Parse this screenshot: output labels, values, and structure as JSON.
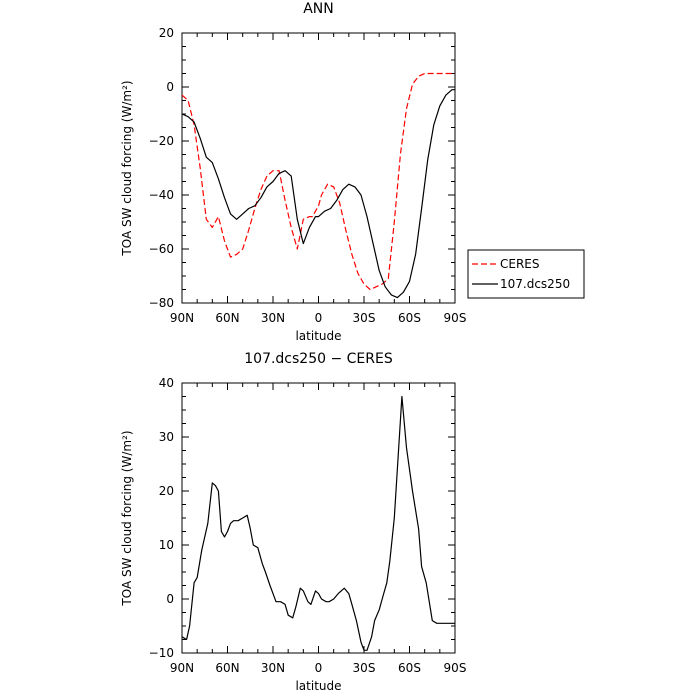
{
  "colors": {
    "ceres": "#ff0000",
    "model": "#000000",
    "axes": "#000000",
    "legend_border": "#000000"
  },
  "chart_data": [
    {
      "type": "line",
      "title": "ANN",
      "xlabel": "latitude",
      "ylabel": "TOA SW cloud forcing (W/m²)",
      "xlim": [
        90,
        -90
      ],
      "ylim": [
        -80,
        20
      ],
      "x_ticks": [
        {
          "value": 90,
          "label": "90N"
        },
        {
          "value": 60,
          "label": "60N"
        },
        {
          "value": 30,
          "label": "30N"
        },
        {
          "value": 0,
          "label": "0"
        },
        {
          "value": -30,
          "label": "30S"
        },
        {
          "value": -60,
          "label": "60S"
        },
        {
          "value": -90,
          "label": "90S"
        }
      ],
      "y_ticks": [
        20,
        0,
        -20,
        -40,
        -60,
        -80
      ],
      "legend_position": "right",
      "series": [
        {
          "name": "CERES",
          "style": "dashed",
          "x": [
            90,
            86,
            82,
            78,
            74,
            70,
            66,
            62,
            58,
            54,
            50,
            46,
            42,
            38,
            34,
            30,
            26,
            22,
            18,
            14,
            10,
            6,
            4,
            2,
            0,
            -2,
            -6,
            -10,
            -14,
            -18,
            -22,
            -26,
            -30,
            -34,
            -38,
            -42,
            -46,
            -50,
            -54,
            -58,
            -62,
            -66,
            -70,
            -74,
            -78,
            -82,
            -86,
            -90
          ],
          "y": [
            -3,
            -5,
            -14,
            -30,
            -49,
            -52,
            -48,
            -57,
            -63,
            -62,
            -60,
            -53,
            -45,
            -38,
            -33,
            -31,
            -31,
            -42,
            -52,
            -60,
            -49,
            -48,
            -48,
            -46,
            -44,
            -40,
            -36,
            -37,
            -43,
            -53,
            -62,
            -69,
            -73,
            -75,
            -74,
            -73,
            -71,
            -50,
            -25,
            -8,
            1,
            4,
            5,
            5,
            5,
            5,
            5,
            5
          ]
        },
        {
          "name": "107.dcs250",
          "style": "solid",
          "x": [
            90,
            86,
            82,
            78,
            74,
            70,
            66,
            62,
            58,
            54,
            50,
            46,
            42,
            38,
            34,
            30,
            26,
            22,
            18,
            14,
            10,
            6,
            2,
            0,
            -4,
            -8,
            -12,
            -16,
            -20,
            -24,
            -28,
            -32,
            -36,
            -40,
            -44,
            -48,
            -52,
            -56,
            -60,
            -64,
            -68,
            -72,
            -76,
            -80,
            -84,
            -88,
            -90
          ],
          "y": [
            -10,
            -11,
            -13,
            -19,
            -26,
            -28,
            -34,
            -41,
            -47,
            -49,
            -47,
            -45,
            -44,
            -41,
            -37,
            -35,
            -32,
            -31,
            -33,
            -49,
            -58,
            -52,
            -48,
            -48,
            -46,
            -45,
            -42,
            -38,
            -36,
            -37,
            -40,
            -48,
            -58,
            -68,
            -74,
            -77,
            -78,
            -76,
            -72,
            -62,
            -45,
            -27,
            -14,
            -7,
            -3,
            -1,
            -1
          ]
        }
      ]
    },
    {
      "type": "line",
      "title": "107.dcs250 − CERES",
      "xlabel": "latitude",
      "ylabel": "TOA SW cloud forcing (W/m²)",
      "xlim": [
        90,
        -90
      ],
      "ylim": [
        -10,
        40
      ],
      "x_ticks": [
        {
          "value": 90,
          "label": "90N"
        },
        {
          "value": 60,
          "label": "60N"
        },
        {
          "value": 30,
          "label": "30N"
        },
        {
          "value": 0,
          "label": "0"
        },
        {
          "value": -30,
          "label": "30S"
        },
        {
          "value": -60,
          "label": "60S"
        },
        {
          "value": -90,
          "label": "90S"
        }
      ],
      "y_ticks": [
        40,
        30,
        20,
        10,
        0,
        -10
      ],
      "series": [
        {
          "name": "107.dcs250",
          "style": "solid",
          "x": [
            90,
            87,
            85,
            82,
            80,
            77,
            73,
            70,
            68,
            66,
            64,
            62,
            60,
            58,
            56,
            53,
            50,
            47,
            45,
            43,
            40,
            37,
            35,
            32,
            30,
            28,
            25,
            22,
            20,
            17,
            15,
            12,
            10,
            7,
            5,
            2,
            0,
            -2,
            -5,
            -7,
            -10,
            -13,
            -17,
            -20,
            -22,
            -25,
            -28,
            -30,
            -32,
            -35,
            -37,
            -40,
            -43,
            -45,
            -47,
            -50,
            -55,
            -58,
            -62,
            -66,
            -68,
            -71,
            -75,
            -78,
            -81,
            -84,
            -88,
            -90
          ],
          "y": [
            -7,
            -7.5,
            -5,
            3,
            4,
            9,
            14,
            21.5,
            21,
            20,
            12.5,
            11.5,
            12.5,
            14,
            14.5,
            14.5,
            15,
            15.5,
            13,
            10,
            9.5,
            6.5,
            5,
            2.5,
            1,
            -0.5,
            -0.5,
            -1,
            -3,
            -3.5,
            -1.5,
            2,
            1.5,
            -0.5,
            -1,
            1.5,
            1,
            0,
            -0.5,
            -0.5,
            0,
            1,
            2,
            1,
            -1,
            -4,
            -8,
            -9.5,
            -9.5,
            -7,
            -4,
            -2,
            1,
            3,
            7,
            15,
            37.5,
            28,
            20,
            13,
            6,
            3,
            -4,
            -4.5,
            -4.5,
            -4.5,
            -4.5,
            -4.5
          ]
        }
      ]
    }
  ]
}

WHAT TO WORK ON -> Write every entry out again exactly, dropping the pictures.

RESPONSE TO THE TASK ->
Parse this screenshot: output labels, values, and structure as JSON.
{
  "colors": {
    "ceres": "#ff0000",
    "model": "#000000",
    "axes": "#000000",
    "legend_border": "#000000"
  },
  "chart_data": [
    {
      "type": "line",
      "title": "ANN",
      "xlabel": "latitude",
      "ylabel": "TOA SW cloud forcing (W/m²)",
      "xlim": [
        90,
        -90
      ],
      "ylim": [
        -80,
        20
      ],
      "x_ticks": [
        {
          "value": 90,
          "label": "90N"
        },
        {
          "value": 60,
          "label": "60N"
        },
        {
          "value": 30,
          "label": "30N"
        },
        {
          "value": 0,
          "label": "0"
        },
        {
          "value": -30,
          "label": "30S"
        },
        {
          "value": -60,
          "label": "60S"
        },
        {
          "value": -90,
          "label": "90S"
        }
      ],
      "y_ticks": [
        20,
        0,
        -20,
        -40,
        -60,
        -80
      ],
      "legend_position": "right",
      "series": [
        {
          "name": "CERES",
          "style": "dashed",
          "x": [
            90,
            86,
            82,
            78,
            74,
            70,
            66,
            62,
            58,
            54,
            50,
            46,
            42,
            38,
            34,
            30,
            26,
            22,
            18,
            14,
            10,
            6,
            4,
            2,
            0,
            -2,
            -6,
            -10,
            -14,
            -18,
            -22,
            -26,
            -30,
            -34,
            -38,
            -42,
            -46,
            -50,
            -54,
            -58,
            -62,
            -66,
            -70,
            -74,
            -78,
            -82,
            -86,
            -90
          ],
          "y": [
            -3,
            -5,
            -14,
            -30,
            -49,
            -52,
            -48,
            -57,
            -63,
            -62,
            -60,
            -53,
            -45,
            -38,
            -33,
            -31,
            -31,
            -42,
            -52,
            -60,
            -49,
            -48,
            -48,
            -46,
            -44,
            -40,
            -36,
            -37,
            -43,
            -53,
            -62,
            -69,
            -73,
            -75,
            -74,
            -73,
            -71,
            -50,
            -25,
            -8,
            1,
            4,
            5,
            5,
            5,
            5,
            5,
            5
          ]
        },
        {
          "name": "107.dcs250",
          "style": "solid",
          "x": [
            90,
            86,
            82,
            78,
            74,
            70,
            66,
            62,
            58,
            54,
            50,
            46,
            42,
            38,
            34,
            30,
            26,
            22,
            18,
            14,
            10,
            6,
            2,
            0,
            -4,
            -8,
            -12,
            -16,
            -20,
            -24,
            -28,
            -32,
            -36,
            -40,
            -44,
            -48,
            -52,
            -56,
            -60,
            -64,
            -68,
            -72,
            -76,
            -80,
            -84,
            -88,
            -90
          ],
          "y": [
            -10,
            -11,
            -13,
            -19,
            -26,
            -28,
            -34,
            -41,
            -47,
            -49,
            -47,
            -45,
            -44,
            -41,
            -37,
            -35,
            -32,
            -31,
            -33,
            -49,
            -58,
            -52,
            -48,
            -48,
            -46,
            -45,
            -42,
            -38,
            -36,
            -37,
            -40,
            -48,
            -58,
            -68,
            -74,
            -77,
            -78,
            -76,
            -72,
            -62,
            -45,
            -27,
            -14,
            -7,
            -3,
            -1,
            -1
          ]
        }
      ]
    },
    {
      "type": "line",
      "title": "107.dcs250 − CERES",
      "xlabel": "latitude",
      "ylabel": "TOA SW cloud forcing (W/m²)",
      "xlim": [
        90,
        -90
      ],
      "ylim": [
        -10,
        40
      ],
      "x_ticks": [
        {
          "value": 90,
          "label": "90N"
        },
        {
          "value": 60,
          "label": "60N"
        },
        {
          "value": 30,
          "label": "30N"
        },
        {
          "value": 0,
          "label": "0"
        },
        {
          "value": -30,
          "label": "30S"
        },
        {
          "value": -60,
          "label": "60S"
        },
        {
          "value": -90,
          "label": "90S"
        }
      ],
      "y_ticks": [
        40,
        30,
        20,
        10,
        0,
        -10
      ],
      "series": [
        {
          "name": "107.dcs250",
          "style": "solid",
          "x": [
            90,
            87,
            85,
            82,
            80,
            77,
            73,
            70,
            68,
            66,
            64,
            62,
            60,
            58,
            56,
            53,
            50,
            47,
            45,
            43,
            40,
            37,
            35,
            32,
            30,
            28,
            25,
            22,
            20,
            17,
            15,
            12,
            10,
            7,
            5,
            2,
            0,
            -2,
            -5,
            -7,
            -10,
            -13,
            -17,
            -20,
            -22,
            -25,
            -28,
            -30,
            -32,
            -35,
            -37,
            -40,
            -43,
            -45,
            -47,
            -50,
            -55,
            -58,
            -62,
            -66,
            -68,
            -71,
            -75,
            -78,
            -81,
            -84,
            -88,
            -90
          ],
          "y": [
            -7,
            -7.5,
            -5,
            3,
            4,
            9,
            14,
            21.5,
            21,
            20,
            12.5,
            11.5,
            12.5,
            14,
            14.5,
            14.5,
            15,
            15.5,
            13,
            10,
            9.5,
            6.5,
            5,
            2.5,
            1,
            -0.5,
            -0.5,
            -1,
            -3,
            -3.5,
            -1.5,
            2,
            1.5,
            -0.5,
            -1,
            1.5,
            1,
            0,
            -0.5,
            -0.5,
            0,
            1,
            2,
            1,
            -1,
            -4,
            -8,
            -9.5,
            -9.5,
            -7,
            -4,
            -2,
            1,
            3,
            7,
            15,
            37.5,
            28,
            20,
            13,
            6,
            3,
            -4,
            -4.5,
            -4.5,
            -4.5,
            -4.5,
            -4.5
          ]
        }
      ]
    }
  ]
}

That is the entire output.